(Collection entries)
- - - - -
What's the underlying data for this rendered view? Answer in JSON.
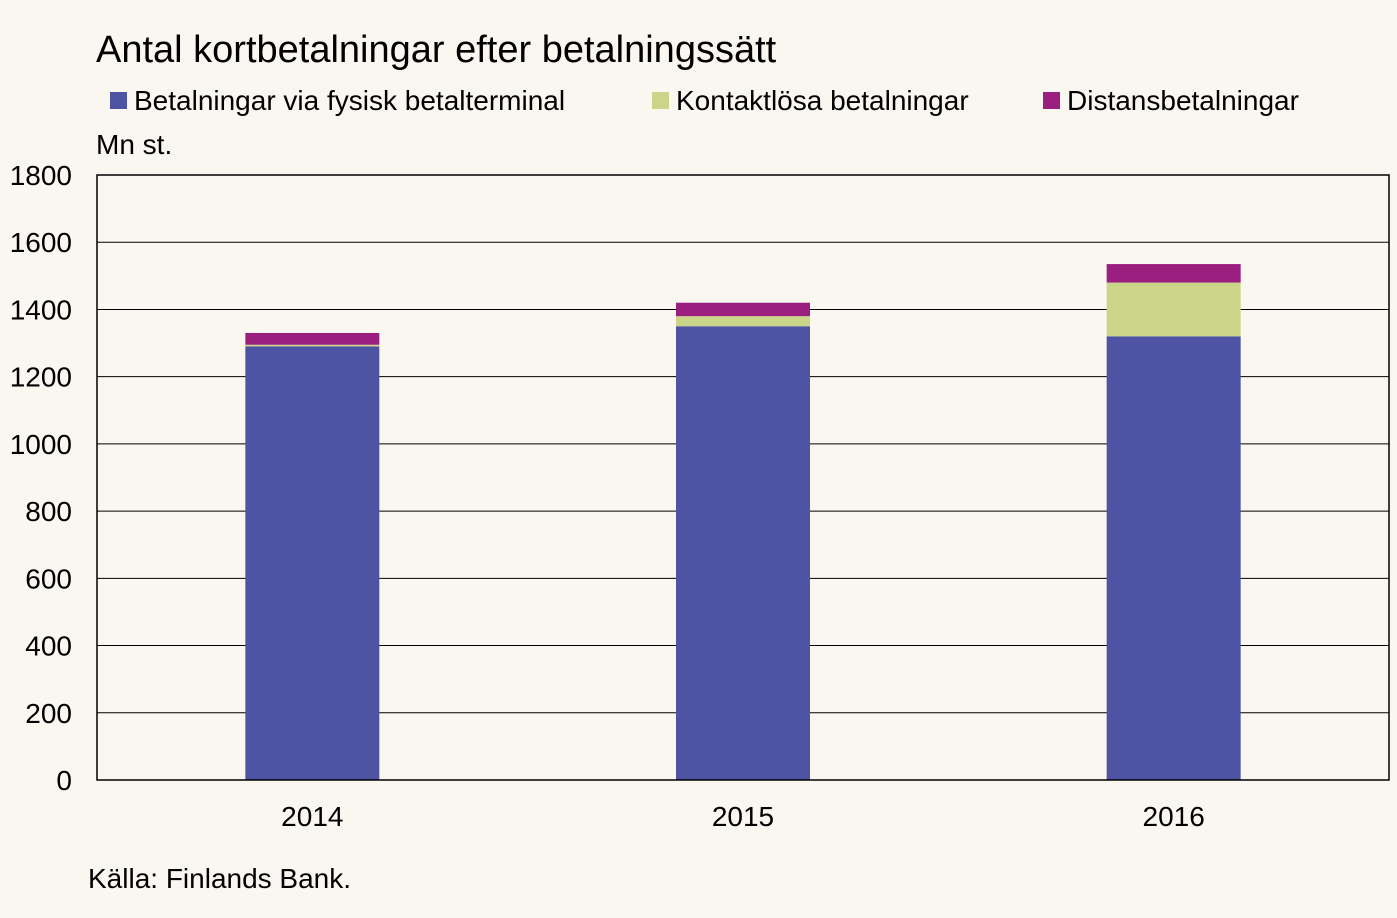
{
  "chart_data": {
    "type": "bar",
    "stacked": true,
    "title": "Antal kortbetalningar efter betalningssätt",
    "unit_label": "Mn st.",
    "xlabel": "",
    "ylabel": "",
    "categories": [
      "2014",
      "2015",
      "2016"
    ],
    "series": [
      {
        "name": "Betalningar via fysisk betalterminal",
        "color": "#4e54a3",
        "values": [
          1290,
          1350,
          1320
        ]
      },
      {
        "name": "Kontaktlösa betalningar",
        "color": "#cad589",
        "values": [
          5,
          30,
          160
        ]
      },
      {
        "name": "Distansbetalningar",
        "color": "#9b1f7e",
        "values": [
          35,
          40,
          55
        ]
      }
    ],
    "ylim": [
      0,
      1800
    ],
    "yticks": [
      0,
      200,
      400,
      600,
      800,
      1000,
      1200,
      1400,
      1600,
      1800
    ],
    "grid": true,
    "legend_position": "top",
    "source": "Källa: Finlands Bank."
  }
}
- - - - -
_STATED GOAL:_
Omitting all images, print the listing exactly.

_REPLY TO THE TASK:_
What's the underlying data for this rendered view? Answer in JSON.
{
  "chart_data": {
    "type": "bar",
    "stacked": true,
    "title": "Antal kortbetalningar efter betalningssätt",
    "unit_label": "Mn st.",
    "xlabel": "",
    "ylabel": "",
    "categories": [
      "2014",
      "2015",
      "2016"
    ],
    "series": [
      {
        "name": "Betalningar via fysisk betalterminal",
        "color": "#4e54a3",
        "values": [
          1290,
          1350,
          1320
        ]
      },
      {
        "name": "Kontaktlösa betalningar",
        "color": "#cad589",
        "values": [
          5,
          30,
          160
        ]
      },
      {
        "name": "Distansbetalningar",
        "color": "#9b1f7e",
        "values": [
          35,
          40,
          55
        ]
      }
    ],
    "ylim": [
      0,
      1800
    ],
    "yticks": [
      0,
      200,
      400,
      600,
      800,
      1000,
      1200,
      1400,
      1600,
      1800
    ],
    "grid": true,
    "legend_position": "top",
    "source": "Källa: Finlands Bank."
  }
}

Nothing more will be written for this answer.